With the images removed, repeat the data below exactly.

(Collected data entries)
* Start *

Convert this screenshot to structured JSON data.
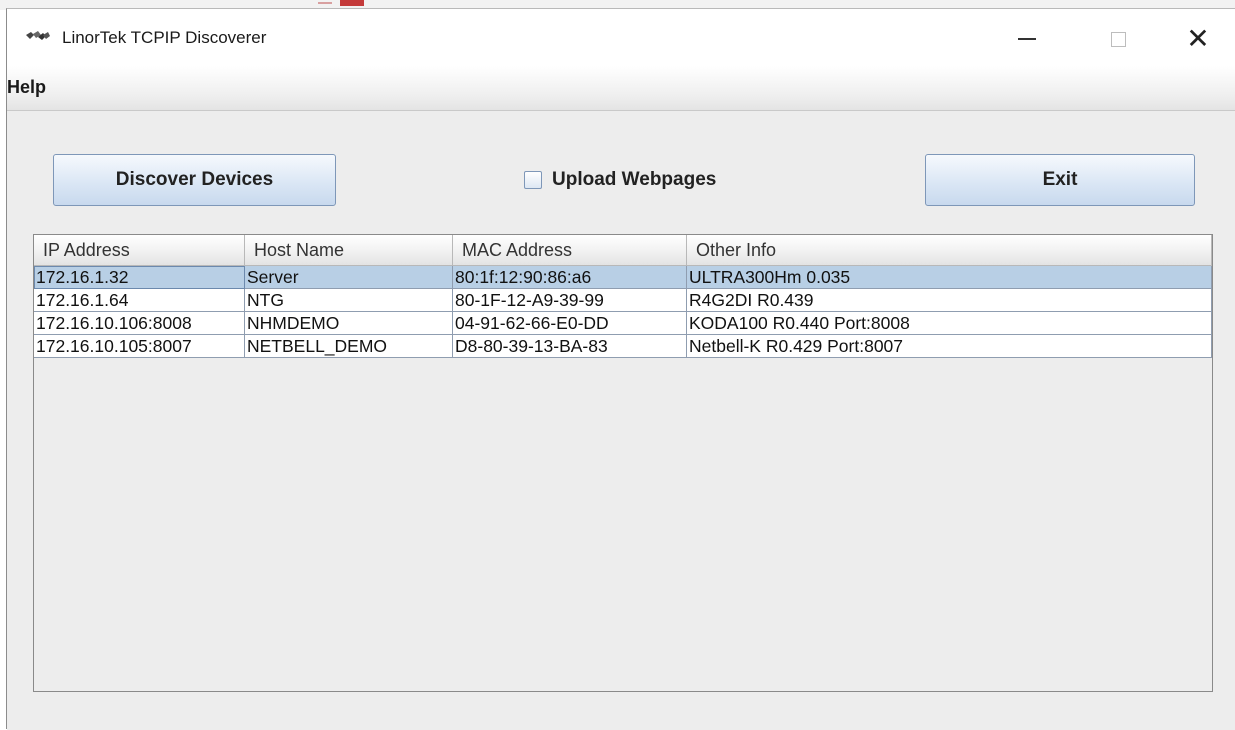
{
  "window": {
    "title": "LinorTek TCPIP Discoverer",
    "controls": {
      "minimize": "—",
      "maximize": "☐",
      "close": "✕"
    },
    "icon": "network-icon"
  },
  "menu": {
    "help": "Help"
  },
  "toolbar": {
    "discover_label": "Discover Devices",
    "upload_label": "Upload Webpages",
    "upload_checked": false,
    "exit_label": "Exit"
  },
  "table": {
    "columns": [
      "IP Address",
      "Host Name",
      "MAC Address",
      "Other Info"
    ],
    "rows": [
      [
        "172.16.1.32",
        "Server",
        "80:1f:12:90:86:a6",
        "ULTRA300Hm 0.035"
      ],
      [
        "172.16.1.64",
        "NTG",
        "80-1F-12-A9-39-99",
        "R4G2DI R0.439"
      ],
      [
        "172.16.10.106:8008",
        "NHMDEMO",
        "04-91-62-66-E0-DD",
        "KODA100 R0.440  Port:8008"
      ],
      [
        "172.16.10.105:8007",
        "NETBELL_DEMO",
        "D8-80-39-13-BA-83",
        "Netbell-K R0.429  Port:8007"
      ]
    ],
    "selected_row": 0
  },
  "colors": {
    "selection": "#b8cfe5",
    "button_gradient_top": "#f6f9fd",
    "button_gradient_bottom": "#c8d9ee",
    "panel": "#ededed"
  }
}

* End *

**Answer to this task**
Convert this screenshot to structured JSON data.
{
  "window": {
    "title": "LinorTek TCPIP Discoverer",
    "controls": {
      "minimize": "—",
      "maximize": "☐",
      "close": "✕"
    },
    "icon": "network-icon"
  },
  "menu": {
    "help": "Help"
  },
  "toolbar": {
    "discover_label": "Discover Devices",
    "upload_label": "Upload Webpages",
    "upload_checked": false,
    "exit_label": "Exit"
  },
  "table": {
    "columns": [
      "IP Address",
      "Host Name",
      "MAC Address",
      "Other Info"
    ],
    "rows": [
      [
        "172.16.1.32",
        "Server",
        "80:1f:12:90:86:a6",
        "ULTRA300Hm 0.035"
      ],
      [
        "172.16.1.64",
        "NTG",
        "80-1F-12-A9-39-99",
        "R4G2DI R0.439"
      ],
      [
        "172.16.10.106:8008",
        "NHMDEMO",
        "04-91-62-66-E0-DD",
        "KODA100 R0.440  Port:8008"
      ],
      [
        "172.16.10.105:8007",
        "NETBELL_DEMO",
        "D8-80-39-13-BA-83",
        "Netbell-K R0.429  Port:8007"
      ]
    ],
    "selected_row": 0
  },
  "colors": {
    "selection": "#b8cfe5",
    "button_gradient_top": "#f6f9fd",
    "button_gradient_bottom": "#c8d9ee",
    "panel": "#ededed"
  }
}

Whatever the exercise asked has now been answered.